(DATASET EXCERPTS Opens)

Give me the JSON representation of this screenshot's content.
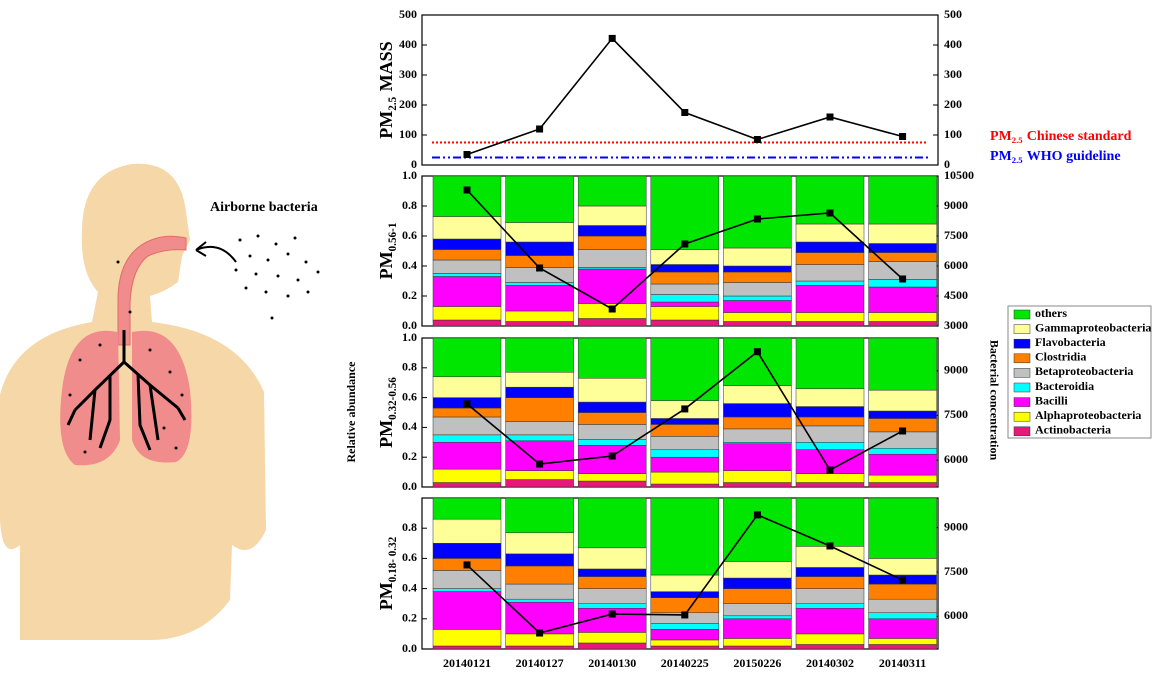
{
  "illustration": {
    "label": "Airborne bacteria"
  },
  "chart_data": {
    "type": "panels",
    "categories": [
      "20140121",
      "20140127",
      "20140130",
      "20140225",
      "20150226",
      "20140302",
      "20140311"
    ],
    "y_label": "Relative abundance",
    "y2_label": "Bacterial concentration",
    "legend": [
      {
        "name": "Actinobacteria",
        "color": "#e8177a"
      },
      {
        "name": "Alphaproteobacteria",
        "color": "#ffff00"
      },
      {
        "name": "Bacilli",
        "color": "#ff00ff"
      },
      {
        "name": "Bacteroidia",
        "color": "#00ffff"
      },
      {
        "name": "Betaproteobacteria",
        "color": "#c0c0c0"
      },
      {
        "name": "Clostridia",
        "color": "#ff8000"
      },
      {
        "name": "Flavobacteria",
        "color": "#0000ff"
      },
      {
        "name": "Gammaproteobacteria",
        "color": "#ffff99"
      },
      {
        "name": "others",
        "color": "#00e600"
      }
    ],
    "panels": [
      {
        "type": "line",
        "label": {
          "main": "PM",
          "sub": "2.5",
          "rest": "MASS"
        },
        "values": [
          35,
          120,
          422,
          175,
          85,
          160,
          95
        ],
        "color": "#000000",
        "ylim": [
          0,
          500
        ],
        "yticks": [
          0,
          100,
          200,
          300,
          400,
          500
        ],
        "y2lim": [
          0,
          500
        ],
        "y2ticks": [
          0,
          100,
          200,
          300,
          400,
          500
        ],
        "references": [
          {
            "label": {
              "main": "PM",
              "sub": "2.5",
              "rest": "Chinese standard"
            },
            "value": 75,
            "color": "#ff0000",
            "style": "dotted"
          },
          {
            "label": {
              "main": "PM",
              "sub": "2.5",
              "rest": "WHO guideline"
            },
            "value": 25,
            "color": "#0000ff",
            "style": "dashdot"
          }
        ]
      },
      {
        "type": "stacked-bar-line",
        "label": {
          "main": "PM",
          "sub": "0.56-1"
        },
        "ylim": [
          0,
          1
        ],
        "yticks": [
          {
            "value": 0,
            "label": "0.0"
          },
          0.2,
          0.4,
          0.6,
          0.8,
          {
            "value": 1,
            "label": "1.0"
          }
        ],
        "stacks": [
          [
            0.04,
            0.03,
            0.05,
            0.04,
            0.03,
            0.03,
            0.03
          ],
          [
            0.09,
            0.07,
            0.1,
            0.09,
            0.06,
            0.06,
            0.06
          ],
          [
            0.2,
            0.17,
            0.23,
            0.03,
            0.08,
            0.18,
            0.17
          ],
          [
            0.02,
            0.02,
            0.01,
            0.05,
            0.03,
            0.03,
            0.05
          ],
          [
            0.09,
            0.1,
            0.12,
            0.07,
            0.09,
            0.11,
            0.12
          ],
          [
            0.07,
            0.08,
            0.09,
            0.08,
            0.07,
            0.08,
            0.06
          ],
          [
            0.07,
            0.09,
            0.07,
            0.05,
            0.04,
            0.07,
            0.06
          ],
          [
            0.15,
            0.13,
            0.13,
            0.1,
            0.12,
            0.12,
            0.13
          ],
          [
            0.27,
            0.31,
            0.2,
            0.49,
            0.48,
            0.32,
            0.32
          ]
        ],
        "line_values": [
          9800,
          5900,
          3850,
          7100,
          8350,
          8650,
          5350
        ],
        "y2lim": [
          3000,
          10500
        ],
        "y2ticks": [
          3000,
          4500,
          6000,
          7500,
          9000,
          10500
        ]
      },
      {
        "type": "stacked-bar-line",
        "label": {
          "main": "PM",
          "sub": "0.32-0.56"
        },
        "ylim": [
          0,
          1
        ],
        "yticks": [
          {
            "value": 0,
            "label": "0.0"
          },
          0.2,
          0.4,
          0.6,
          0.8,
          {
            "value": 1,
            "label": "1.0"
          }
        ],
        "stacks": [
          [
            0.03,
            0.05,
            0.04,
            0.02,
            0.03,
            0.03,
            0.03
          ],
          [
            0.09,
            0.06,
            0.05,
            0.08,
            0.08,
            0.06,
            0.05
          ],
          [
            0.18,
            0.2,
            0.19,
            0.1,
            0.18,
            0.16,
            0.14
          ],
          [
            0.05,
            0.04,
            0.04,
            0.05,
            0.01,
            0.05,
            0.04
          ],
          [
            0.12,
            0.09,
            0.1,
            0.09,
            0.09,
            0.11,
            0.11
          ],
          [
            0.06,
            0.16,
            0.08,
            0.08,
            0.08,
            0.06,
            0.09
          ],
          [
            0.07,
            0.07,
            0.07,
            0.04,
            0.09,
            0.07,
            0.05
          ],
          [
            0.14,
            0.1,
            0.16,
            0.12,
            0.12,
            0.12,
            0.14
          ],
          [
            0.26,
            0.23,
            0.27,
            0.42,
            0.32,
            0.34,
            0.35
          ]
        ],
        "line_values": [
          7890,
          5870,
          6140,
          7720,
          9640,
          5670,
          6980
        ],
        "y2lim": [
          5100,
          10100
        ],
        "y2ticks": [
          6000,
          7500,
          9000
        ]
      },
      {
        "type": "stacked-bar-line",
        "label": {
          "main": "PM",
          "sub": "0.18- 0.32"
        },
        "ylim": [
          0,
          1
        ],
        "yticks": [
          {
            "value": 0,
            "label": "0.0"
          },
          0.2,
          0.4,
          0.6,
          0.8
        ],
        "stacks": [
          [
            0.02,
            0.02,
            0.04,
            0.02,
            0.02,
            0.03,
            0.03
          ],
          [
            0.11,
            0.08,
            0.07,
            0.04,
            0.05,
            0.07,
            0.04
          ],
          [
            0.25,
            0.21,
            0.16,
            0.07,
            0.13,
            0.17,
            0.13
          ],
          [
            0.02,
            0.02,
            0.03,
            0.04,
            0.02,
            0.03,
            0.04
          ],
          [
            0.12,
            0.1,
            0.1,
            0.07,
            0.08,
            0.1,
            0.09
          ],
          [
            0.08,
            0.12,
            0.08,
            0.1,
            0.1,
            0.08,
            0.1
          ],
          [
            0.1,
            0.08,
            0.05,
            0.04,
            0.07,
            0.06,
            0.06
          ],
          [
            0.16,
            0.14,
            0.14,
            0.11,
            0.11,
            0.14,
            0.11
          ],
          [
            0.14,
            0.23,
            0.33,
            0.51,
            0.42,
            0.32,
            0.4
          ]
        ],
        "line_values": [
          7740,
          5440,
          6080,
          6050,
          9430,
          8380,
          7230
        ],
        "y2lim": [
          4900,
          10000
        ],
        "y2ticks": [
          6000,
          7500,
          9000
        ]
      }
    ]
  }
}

(DATASET EXCERPTS Closes)

= DIRECTIONS =
Transcribe the records above exactly, leaving out every picture.

= RESPONSE BELOW =
Give me the JSON representation of this screenshot's content.
{
  "illustration": {
    "label": "Airborne bacteria"
  },
  "chart_data": {
    "type": "panels",
    "categories": [
      "20140121",
      "20140127",
      "20140130",
      "20140225",
      "20150226",
      "20140302",
      "20140311"
    ],
    "y_label": "Relative abundance",
    "y2_label": "Bacterial concentration",
    "legend": [
      {
        "name": "Actinobacteria",
        "color": "#e8177a"
      },
      {
        "name": "Alphaproteobacteria",
        "color": "#ffff00"
      },
      {
        "name": "Bacilli",
        "color": "#ff00ff"
      },
      {
        "name": "Bacteroidia",
        "color": "#00ffff"
      },
      {
        "name": "Betaproteobacteria",
        "color": "#c0c0c0"
      },
      {
        "name": "Clostridia",
        "color": "#ff8000"
      },
      {
        "name": "Flavobacteria",
        "color": "#0000ff"
      },
      {
        "name": "Gammaproteobacteria",
        "color": "#ffff99"
      },
      {
        "name": "others",
        "color": "#00e600"
      }
    ],
    "panels": [
      {
        "type": "line",
        "label": {
          "main": "PM",
          "sub": "2.5",
          "rest": "MASS"
        },
        "values": [
          35,
          120,
          422,
          175,
          85,
          160,
          95
        ],
        "color": "#000000",
        "ylim": [
          0,
          500
        ],
        "yticks": [
          0,
          100,
          200,
          300,
          400,
          500
        ],
        "y2lim": [
          0,
          500
        ],
        "y2ticks": [
          0,
          100,
          200,
          300,
          400,
          500
        ],
        "references": [
          {
            "label": {
              "main": "PM",
              "sub": "2.5",
              "rest": "Chinese standard"
            },
            "value": 75,
            "color": "#ff0000",
            "style": "dotted"
          },
          {
            "label": {
              "main": "PM",
              "sub": "2.5",
              "rest": "WHO guideline"
            },
            "value": 25,
            "color": "#0000ff",
            "style": "dashdot"
          }
        ]
      },
      {
        "type": "stacked-bar-line",
        "label": {
          "main": "PM",
          "sub": "0.56-1"
        },
        "ylim": [
          0,
          1
        ],
        "yticks": [
          {
            "value": 0,
            "label": "0.0"
          },
          0.2,
          0.4,
          0.6,
          0.8,
          {
            "value": 1,
            "label": "1.0"
          }
        ],
        "stacks": [
          [
            0.04,
            0.03,
            0.05,
            0.04,
            0.03,
            0.03,
            0.03
          ],
          [
            0.09,
            0.07,
            0.1,
            0.09,
            0.06,
            0.06,
            0.06
          ],
          [
            0.2,
            0.17,
            0.23,
            0.03,
            0.08,
            0.18,
            0.17
          ],
          [
            0.02,
            0.02,
            0.01,
            0.05,
            0.03,
            0.03,
            0.05
          ],
          [
            0.09,
            0.1,
            0.12,
            0.07,
            0.09,
            0.11,
            0.12
          ],
          [
            0.07,
            0.08,
            0.09,
            0.08,
            0.07,
            0.08,
            0.06
          ],
          [
            0.07,
            0.09,
            0.07,
            0.05,
            0.04,
            0.07,
            0.06
          ],
          [
            0.15,
            0.13,
            0.13,
            0.1,
            0.12,
            0.12,
            0.13
          ],
          [
            0.27,
            0.31,
            0.2,
            0.49,
            0.48,
            0.32,
            0.32
          ]
        ],
        "line_values": [
          9800,
          5900,
          3850,
          7100,
          8350,
          8650,
          5350
        ],
        "y2lim": [
          3000,
          10500
        ],
        "y2ticks": [
          3000,
          4500,
          6000,
          7500,
          9000,
          10500
        ]
      },
      {
        "type": "stacked-bar-line",
        "label": {
          "main": "PM",
          "sub": "0.32-0.56"
        },
        "ylim": [
          0,
          1
        ],
        "yticks": [
          {
            "value": 0,
            "label": "0.0"
          },
          0.2,
          0.4,
          0.6,
          0.8,
          {
            "value": 1,
            "label": "1.0"
          }
        ],
        "stacks": [
          [
            0.03,
            0.05,
            0.04,
            0.02,
            0.03,
            0.03,
            0.03
          ],
          [
            0.09,
            0.06,
            0.05,
            0.08,
            0.08,
            0.06,
            0.05
          ],
          [
            0.18,
            0.2,
            0.19,
            0.1,
            0.18,
            0.16,
            0.14
          ],
          [
            0.05,
            0.04,
            0.04,
            0.05,
            0.01,
            0.05,
            0.04
          ],
          [
            0.12,
            0.09,
            0.1,
            0.09,
            0.09,
            0.11,
            0.11
          ],
          [
            0.06,
            0.16,
            0.08,
            0.08,
            0.08,
            0.06,
            0.09
          ],
          [
            0.07,
            0.07,
            0.07,
            0.04,
            0.09,
            0.07,
            0.05
          ],
          [
            0.14,
            0.1,
            0.16,
            0.12,
            0.12,
            0.12,
            0.14
          ],
          [
            0.26,
            0.23,
            0.27,
            0.42,
            0.32,
            0.34,
            0.35
          ]
        ],
        "line_values": [
          7890,
          5870,
          6140,
          7720,
          9640,
          5670,
          6980
        ],
        "y2lim": [
          5100,
          10100
        ],
        "y2ticks": [
          6000,
          7500,
          9000
        ]
      },
      {
        "type": "stacked-bar-line",
        "label": {
          "main": "PM",
          "sub": "0.18- 0.32"
        },
        "ylim": [
          0,
          1
        ],
        "yticks": [
          {
            "value": 0,
            "label": "0.0"
          },
          0.2,
          0.4,
          0.6,
          0.8
        ],
        "stacks": [
          [
            0.02,
            0.02,
            0.04,
            0.02,
            0.02,
            0.03,
            0.03
          ],
          [
            0.11,
            0.08,
            0.07,
            0.04,
            0.05,
            0.07,
            0.04
          ],
          [
            0.25,
            0.21,
            0.16,
            0.07,
            0.13,
            0.17,
            0.13
          ],
          [
            0.02,
            0.02,
            0.03,
            0.04,
            0.02,
            0.03,
            0.04
          ],
          [
            0.12,
            0.1,
            0.1,
            0.07,
            0.08,
            0.1,
            0.09
          ],
          [
            0.08,
            0.12,
            0.08,
            0.1,
            0.1,
            0.08,
            0.1
          ],
          [
            0.1,
            0.08,
            0.05,
            0.04,
            0.07,
            0.06,
            0.06
          ],
          [
            0.16,
            0.14,
            0.14,
            0.11,
            0.11,
            0.14,
            0.11
          ],
          [
            0.14,
            0.23,
            0.33,
            0.51,
            0.42,
            0.32,
            0.4
          ]
        ],
        "line_values": [
          7740,
          5440,
          6080,
          6050,
          9430,
          8380,
          7230
        ],
        "y2lim": [
          4900,
          10000
        ],
        "y2ticks": [
          6000,
          7500,
          9000
        ]
      }
    ]
  }
}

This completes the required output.